### PROBLEM TO WORK ON
Set down the data below without change, skipping the pictures it holds.

### SOURCE MATERIAL
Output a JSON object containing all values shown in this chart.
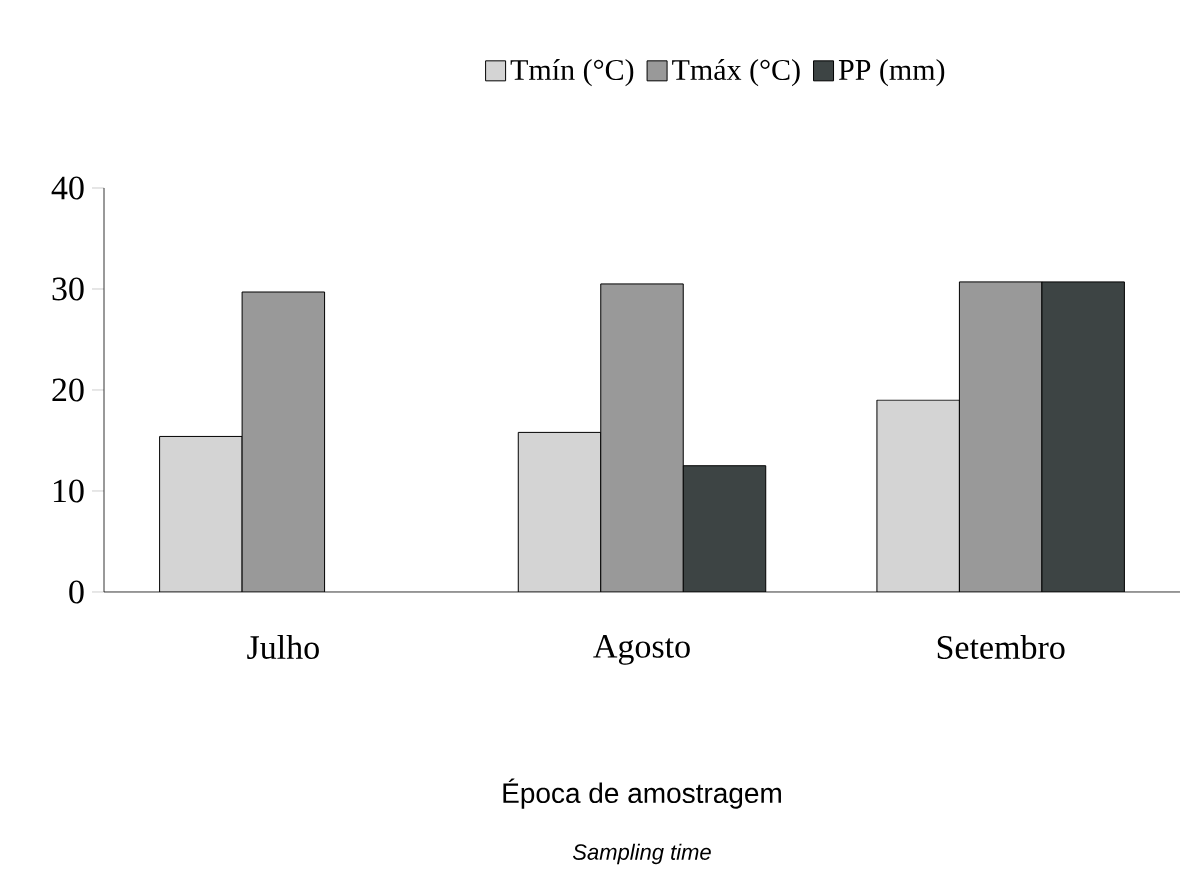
{
  "chart_data": {
    "type": "bar",
    "xlabel": "Época de amostragem",
    "annotations": [
      "Sampling time"
    ],
    "categories": [
      "Julho",
      "Agosto",
      "Setembro"
    ],
    "series": [
      {
        "name": "Tmín (°C)",
        "color": "#d4d4d4",
        "values": [
          15.4,
          15.8,
          19.0
        ]
      },
      {
        "name": "Tmáx (°C)",
        "color": "#999999",
        "values": [
          29.7,
          30.5,
          30.7
        ]
      },
      {
        "name": "PP (mm)",
        "color": "#3d4444",
        "values": [
          null,
          12.5,
          30.7
        ]
      }
    ],
    "ylim": [
      0,
      40
    ],
    "yticks": [
      0,
      10,
      20,
      30,
      40
    ],
    "grid": false,
    "legend": "top"
  }
}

### RESULT FOR THIS EXERCISE
Output a JSON object containing all values shown in this chart.
{
  "chart_data": {
    "type": "bar",
    "xlabel": "Época de amostragem",
    "annotations": [
      "Sampling time"
    ],
    "categories": [
      "Julho",
      "Agosto",
      "Setembro"
    ],
    "series": [
      {
        "name": "Tmín (°C)",
        "color": "#d4d4d4",
        "values": [
          15.4,
          15.8,
          19.0
        ]
      },
      {
        "name": "Tmáx (°C)",
        "color": "#999999",
        "values": [
          29.7,
          30.5,
          30.7
        ]
      },
      {
        "name": "PP (mm)",
        "color": "#3d4444",
        "values": [
          null,
          12.5,
          30.7
        ]
      }
    ],
    "ylim": [
      0,
      40
    ],
    "yticks": [
      0,
      10,
      20,
      30,
      40
    ],
    "grid": false,
    "legend": "top"
  }
}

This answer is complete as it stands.